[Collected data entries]
"""
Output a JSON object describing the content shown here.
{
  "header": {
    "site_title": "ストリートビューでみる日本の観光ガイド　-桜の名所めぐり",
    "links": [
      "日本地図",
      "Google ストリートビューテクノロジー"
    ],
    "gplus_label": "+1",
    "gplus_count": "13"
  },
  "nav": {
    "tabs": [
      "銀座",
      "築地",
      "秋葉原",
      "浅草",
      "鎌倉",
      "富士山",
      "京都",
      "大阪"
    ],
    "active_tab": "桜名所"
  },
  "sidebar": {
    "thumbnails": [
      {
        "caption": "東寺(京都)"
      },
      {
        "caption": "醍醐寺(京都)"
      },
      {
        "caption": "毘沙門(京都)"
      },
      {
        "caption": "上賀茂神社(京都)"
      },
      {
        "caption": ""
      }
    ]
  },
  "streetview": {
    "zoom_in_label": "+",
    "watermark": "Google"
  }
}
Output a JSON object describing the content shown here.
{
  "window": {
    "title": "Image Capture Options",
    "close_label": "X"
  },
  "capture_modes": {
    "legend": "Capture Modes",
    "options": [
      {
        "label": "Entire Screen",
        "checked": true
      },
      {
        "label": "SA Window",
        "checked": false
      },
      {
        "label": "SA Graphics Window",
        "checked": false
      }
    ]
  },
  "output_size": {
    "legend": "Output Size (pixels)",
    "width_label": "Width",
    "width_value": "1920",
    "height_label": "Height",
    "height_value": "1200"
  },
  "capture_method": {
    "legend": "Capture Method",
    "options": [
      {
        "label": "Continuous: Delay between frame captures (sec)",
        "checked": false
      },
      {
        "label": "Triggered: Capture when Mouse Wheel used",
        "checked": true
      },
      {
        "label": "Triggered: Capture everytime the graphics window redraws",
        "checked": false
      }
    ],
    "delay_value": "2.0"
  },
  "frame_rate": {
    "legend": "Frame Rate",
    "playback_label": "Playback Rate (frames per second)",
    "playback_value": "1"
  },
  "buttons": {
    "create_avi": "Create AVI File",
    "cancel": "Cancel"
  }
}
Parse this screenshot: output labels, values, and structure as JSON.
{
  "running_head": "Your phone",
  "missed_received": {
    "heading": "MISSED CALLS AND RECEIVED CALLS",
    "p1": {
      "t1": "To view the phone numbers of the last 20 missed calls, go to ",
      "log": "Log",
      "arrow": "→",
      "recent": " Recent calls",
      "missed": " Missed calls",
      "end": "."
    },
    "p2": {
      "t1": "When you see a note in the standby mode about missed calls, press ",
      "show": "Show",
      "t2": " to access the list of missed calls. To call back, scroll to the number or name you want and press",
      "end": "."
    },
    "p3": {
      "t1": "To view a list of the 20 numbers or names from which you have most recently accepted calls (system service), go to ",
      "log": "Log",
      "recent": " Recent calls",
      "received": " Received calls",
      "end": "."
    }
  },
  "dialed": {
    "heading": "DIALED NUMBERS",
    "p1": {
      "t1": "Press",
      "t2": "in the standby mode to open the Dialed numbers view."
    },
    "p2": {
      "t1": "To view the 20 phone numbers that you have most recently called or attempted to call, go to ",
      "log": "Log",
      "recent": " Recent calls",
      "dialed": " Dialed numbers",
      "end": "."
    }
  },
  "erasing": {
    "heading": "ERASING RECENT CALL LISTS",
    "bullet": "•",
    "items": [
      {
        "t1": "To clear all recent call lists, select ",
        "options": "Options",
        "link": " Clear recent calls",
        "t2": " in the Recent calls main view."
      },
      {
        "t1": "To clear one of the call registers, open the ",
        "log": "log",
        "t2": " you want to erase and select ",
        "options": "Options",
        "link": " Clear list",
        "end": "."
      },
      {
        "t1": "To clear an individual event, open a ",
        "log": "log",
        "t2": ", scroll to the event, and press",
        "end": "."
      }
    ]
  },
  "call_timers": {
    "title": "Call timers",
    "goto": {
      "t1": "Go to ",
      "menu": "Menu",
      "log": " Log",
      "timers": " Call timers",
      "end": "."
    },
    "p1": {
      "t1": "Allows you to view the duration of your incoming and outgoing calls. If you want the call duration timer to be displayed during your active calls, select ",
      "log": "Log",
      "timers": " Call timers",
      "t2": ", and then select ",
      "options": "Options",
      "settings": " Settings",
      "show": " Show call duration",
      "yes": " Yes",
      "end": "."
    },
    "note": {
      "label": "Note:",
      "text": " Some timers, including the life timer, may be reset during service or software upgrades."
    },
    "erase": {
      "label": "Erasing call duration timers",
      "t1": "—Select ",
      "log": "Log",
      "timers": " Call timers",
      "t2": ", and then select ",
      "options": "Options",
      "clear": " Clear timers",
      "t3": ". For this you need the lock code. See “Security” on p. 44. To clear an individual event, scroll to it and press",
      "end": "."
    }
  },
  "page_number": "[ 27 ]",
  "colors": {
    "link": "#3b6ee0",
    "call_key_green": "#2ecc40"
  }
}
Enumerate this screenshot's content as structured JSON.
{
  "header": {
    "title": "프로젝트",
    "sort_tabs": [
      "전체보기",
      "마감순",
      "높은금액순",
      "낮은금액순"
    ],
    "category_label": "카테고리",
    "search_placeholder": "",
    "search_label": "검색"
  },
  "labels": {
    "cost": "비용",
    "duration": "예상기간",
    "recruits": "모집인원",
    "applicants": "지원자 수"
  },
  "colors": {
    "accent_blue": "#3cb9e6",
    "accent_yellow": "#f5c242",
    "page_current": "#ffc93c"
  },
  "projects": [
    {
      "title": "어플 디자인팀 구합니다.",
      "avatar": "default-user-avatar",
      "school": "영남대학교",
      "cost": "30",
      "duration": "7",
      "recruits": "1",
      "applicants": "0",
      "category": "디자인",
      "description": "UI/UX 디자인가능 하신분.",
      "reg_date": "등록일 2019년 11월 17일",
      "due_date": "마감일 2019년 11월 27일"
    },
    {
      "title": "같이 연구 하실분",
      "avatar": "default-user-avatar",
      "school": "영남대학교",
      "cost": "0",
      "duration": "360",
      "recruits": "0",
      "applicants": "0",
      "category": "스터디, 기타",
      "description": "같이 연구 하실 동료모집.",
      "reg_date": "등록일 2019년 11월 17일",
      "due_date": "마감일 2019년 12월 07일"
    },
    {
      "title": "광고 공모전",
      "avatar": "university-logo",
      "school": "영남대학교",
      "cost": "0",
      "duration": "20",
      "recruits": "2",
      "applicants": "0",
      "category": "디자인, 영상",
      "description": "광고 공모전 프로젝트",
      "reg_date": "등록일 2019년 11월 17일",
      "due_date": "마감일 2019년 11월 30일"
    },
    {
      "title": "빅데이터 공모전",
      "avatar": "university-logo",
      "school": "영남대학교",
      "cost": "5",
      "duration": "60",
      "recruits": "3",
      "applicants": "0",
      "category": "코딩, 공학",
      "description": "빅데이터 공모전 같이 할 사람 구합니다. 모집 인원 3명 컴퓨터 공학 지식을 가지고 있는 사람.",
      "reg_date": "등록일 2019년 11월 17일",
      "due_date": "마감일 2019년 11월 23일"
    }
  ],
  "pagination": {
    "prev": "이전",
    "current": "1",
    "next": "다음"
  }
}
"""
» **WHAT TO WORK ON**: Copy and report every line where the word "recently" is present.

» **RESPONSE TO THE EXERCISE**:
      "t1": "To view a list of the 20 numbers or names from which you have most recently accepted calls (system service), go to ",
      "t1": "To view the 20 phone numbers that you have most recently called or attempted to call, go to ",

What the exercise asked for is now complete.